• _ASSIGNED TASK_: Look through the listing and report every line that has "centrum" in it.

• _DATA FOR ANALYSIS_:

▬▬▬▬▬▬

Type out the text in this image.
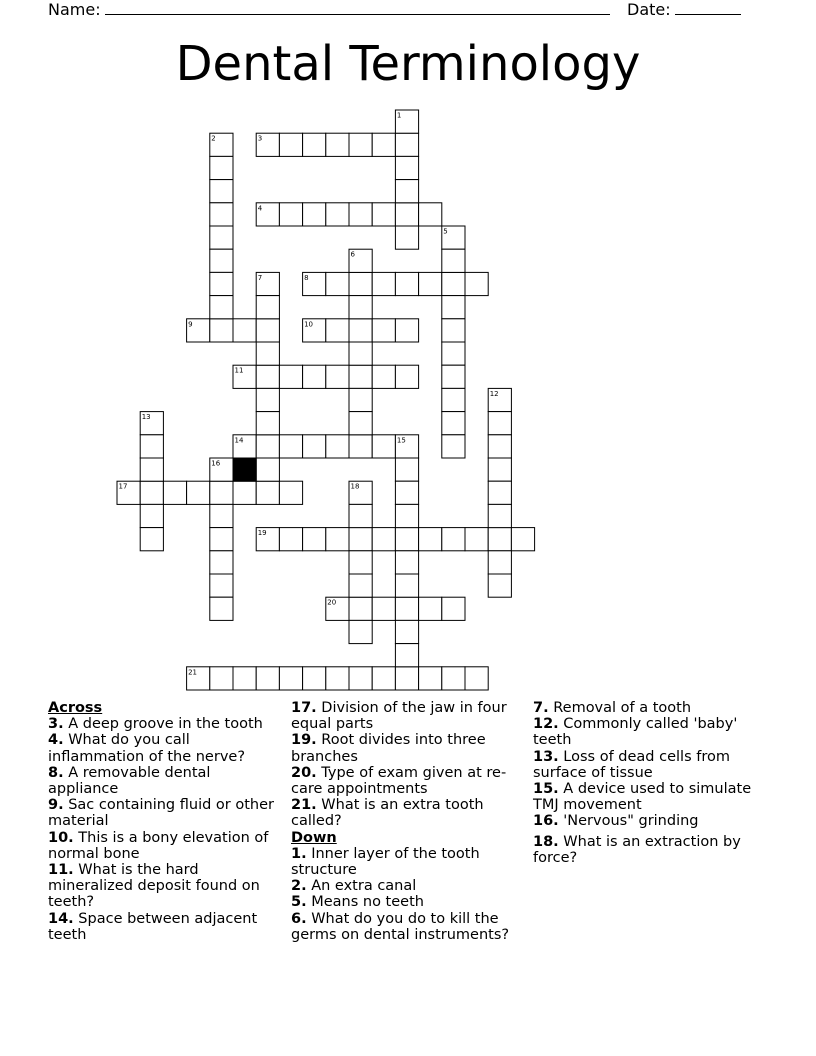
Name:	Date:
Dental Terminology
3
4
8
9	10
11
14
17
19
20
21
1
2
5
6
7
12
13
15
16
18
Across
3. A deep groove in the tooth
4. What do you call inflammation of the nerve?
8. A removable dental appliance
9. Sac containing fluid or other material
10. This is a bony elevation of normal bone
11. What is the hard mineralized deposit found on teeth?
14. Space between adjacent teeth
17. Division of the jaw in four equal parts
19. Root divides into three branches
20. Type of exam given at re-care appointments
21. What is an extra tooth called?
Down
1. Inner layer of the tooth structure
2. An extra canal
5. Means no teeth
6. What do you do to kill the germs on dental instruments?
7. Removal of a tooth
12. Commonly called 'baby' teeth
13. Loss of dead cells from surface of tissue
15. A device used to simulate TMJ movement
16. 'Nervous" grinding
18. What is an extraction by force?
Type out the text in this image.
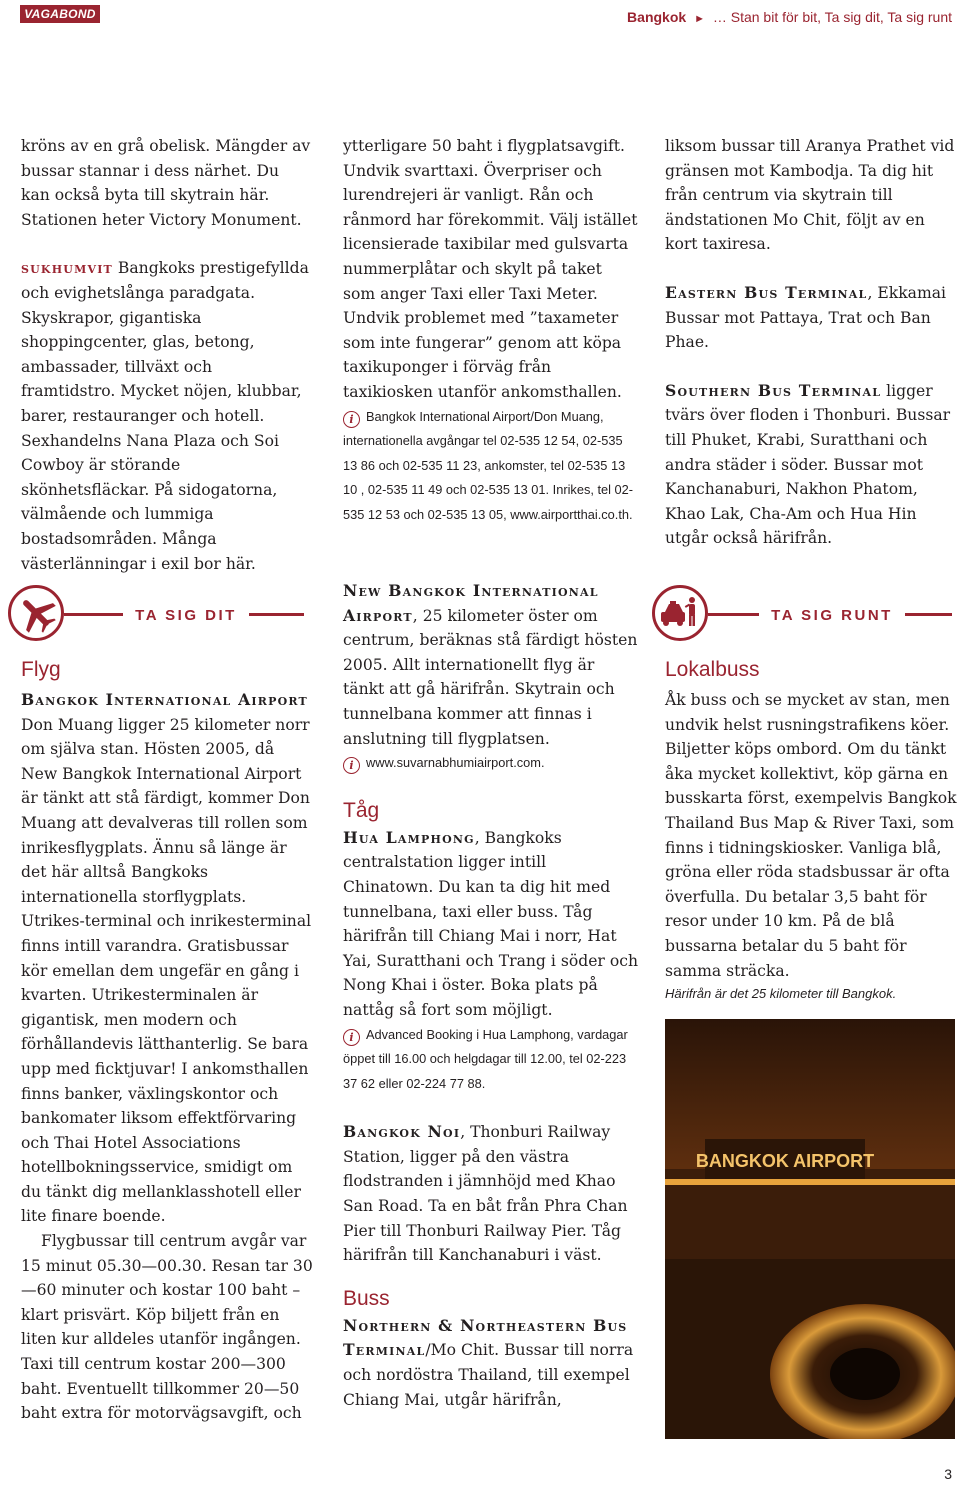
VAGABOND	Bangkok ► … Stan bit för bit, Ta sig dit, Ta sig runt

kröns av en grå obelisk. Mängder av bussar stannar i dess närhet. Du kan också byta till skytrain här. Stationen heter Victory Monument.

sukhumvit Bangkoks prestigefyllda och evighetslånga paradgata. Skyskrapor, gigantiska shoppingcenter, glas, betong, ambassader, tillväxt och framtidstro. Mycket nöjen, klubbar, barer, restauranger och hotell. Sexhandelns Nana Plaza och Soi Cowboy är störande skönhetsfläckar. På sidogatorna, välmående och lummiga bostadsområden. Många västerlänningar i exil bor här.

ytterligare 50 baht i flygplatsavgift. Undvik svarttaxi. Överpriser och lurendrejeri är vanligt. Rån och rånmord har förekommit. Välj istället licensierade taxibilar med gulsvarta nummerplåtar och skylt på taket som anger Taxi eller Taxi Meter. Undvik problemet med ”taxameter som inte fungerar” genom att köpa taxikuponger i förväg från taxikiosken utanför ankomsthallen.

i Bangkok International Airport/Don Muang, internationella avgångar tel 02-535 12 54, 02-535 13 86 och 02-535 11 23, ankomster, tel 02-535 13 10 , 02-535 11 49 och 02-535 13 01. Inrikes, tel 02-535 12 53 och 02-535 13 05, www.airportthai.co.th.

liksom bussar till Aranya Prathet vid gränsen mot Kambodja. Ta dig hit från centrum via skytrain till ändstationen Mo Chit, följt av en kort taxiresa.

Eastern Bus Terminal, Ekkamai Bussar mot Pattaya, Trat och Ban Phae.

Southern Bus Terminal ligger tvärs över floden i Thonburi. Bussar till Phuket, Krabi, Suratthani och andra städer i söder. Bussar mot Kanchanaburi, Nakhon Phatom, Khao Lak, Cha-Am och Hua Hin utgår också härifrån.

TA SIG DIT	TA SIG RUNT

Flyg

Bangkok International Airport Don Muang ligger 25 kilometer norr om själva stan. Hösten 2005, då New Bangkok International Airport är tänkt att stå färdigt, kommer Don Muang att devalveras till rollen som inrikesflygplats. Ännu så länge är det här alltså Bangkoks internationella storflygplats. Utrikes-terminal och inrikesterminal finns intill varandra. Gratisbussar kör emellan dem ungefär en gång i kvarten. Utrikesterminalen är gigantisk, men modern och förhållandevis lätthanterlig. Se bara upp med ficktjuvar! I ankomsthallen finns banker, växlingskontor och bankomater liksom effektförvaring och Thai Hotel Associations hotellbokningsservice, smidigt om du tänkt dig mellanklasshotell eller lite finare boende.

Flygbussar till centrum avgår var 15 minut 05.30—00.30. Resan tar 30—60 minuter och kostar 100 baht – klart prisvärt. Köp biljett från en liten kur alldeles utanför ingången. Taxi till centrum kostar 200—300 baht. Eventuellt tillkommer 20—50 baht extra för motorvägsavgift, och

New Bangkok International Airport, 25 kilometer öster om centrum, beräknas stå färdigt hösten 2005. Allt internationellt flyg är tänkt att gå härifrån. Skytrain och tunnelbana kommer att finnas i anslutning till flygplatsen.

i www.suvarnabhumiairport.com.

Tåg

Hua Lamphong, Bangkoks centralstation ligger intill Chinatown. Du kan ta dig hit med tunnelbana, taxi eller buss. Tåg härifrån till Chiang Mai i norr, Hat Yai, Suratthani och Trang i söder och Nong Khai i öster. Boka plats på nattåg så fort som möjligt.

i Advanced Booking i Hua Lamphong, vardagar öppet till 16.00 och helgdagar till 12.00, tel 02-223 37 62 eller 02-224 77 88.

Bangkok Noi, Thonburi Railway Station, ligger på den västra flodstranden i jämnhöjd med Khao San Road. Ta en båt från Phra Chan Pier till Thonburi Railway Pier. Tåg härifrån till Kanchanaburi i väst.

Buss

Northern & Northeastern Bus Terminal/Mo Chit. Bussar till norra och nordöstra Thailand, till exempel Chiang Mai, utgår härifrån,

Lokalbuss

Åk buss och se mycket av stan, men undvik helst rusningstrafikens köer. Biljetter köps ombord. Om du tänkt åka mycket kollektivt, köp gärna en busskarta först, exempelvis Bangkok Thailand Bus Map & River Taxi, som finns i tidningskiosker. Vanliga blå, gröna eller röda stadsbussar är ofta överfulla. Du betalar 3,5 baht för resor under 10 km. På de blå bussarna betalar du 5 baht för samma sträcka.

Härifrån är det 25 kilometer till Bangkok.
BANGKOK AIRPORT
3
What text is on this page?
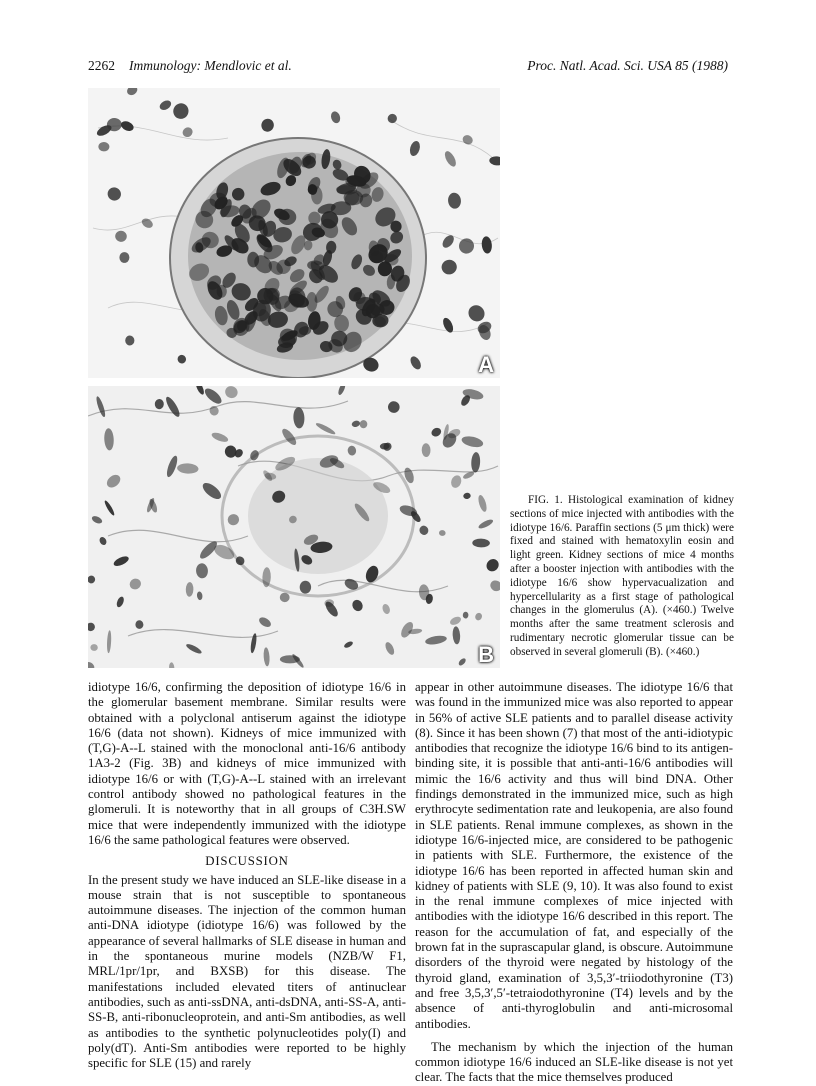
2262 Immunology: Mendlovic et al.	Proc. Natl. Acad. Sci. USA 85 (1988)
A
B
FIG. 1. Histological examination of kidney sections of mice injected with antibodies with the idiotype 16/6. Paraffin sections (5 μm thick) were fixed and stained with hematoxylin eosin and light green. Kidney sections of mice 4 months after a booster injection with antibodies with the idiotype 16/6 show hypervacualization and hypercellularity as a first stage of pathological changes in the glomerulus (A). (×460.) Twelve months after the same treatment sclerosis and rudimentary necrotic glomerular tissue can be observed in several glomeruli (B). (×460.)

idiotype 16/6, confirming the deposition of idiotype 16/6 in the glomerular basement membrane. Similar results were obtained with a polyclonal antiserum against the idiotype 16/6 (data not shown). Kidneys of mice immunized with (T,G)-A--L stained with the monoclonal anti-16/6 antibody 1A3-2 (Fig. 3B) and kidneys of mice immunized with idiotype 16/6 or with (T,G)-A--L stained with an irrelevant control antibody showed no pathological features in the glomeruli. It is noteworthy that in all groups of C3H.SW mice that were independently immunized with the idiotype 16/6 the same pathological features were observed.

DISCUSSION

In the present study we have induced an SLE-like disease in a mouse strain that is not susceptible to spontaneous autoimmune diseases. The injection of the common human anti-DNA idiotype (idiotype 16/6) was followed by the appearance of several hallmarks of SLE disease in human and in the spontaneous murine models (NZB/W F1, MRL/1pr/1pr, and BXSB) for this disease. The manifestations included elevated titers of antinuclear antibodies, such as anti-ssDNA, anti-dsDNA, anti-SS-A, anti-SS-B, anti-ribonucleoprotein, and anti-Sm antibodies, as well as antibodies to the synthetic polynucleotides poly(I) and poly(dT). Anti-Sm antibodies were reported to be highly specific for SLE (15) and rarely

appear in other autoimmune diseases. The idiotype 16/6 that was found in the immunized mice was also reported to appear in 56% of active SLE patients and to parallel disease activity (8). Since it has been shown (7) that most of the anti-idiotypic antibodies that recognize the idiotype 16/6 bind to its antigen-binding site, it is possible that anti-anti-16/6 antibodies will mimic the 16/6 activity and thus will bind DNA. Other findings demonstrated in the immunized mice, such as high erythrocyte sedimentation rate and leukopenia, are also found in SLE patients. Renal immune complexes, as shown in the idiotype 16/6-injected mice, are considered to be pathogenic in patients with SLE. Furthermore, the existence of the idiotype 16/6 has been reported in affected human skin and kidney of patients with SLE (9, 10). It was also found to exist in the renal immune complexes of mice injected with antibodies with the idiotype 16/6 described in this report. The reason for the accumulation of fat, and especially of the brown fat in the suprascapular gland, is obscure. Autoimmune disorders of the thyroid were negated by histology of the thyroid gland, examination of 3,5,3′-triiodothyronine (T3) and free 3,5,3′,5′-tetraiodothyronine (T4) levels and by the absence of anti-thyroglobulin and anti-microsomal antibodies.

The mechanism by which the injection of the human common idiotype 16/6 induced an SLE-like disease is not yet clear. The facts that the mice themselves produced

▬▬▬▬▬▬

• _ANSWER SECTION_:
liksom bussar till Aranya Prathet vid gränsen mot Kambodja. Ta dig hit från centrum via skytrain till ändstationen Mo Chit, följt av en kort taxiresa.
Flygbussar till centrum avgår var 15 minut 05.30—00.30. Resan tar 30—60 minuter och kostar 100 baht – klart prisvärt. Köp biljett från en liten kur alldeles utanför ingången. Taxi till centrum kostar 200—300 baht. Eventuellt tillkommer 20—50 baht extra för motorvägsavgift, och
New Bangkok International Airport, 25 kilometer öster om centrum, beräknas stå färdigt hösten 2005. Allt internationellt flyg är tänkt att gå härifrån. Skytrain och tunnelbana kommer att finnas i anslutning till flygplatsen.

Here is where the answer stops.